# PROBLEM TO WORK ON
Return every line of the material exactly.

# SUPPLIED INFORMATION

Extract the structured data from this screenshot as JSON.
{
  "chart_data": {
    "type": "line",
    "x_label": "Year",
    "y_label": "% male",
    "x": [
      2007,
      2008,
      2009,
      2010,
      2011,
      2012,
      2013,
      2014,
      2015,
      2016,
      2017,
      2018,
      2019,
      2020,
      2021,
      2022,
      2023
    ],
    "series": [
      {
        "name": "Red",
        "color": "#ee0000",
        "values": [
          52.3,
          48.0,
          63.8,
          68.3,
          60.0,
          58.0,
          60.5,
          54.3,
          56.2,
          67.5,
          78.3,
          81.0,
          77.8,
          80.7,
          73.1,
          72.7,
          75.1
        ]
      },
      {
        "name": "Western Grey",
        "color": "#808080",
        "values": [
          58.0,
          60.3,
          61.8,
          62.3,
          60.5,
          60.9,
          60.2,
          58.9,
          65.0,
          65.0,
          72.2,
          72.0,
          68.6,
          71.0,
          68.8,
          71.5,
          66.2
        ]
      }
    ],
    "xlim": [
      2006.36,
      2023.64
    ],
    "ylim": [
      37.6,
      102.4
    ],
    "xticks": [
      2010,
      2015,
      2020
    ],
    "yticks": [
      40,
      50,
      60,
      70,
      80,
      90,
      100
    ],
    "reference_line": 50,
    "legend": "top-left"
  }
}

# RESPONSE TO THE TASK
Extract the structured data from this screenshot as JSON.
{
  "chart_data": {
    "type": "line",
    "x_label": "Year",
    "y_label": "% male",
    "x": [
      2007,
      2008,
      2009,
      2010,
      2011,
      2012,
      2013,
      2014,
      2015,
      2016,
      2017,
      2018,
      2019,
      2020,
      2021,
      2022,
      2023
    ],
    "series": [
      {
        "name": "Red",
        "color": "#ee0000",
        "values": [
          52.3,
          48.0,
          63.8,
          68.3,
          60.0,
          58.0,
          60.5,
          54.3,
          56.2,
          67.5,
          78.3,
          81.0,
          77.8,
          80.7,
          73.1,
          72.7,
          75.1
        ]
      },
      {
        "name": "Western Grey",
        "color": "#808080",
        "values": [
          58.0,
          60.3,
          61.8,
          62.3,
          60.5,
          60.9,
          60.2,
          58.9,
          65.0,
          65.0,
          72.2,
          72.0,
          68.6,
          71.0,
          68.8,
          71.5,
          66.2
        ]
      }
    ],
    "xlim": [
      2006.36,
      2023.64
    ],
    "ylim": [
      37.6,
      102.4
    ],
    "xticks": [
      2010,
      2015,
      2020
    ],
    "yticks": [
      40,
      50,
      60,
      70,
      80,
      90,
      100
    ],
    "reference_line": 50,
    "legend": "top-left"
  }
}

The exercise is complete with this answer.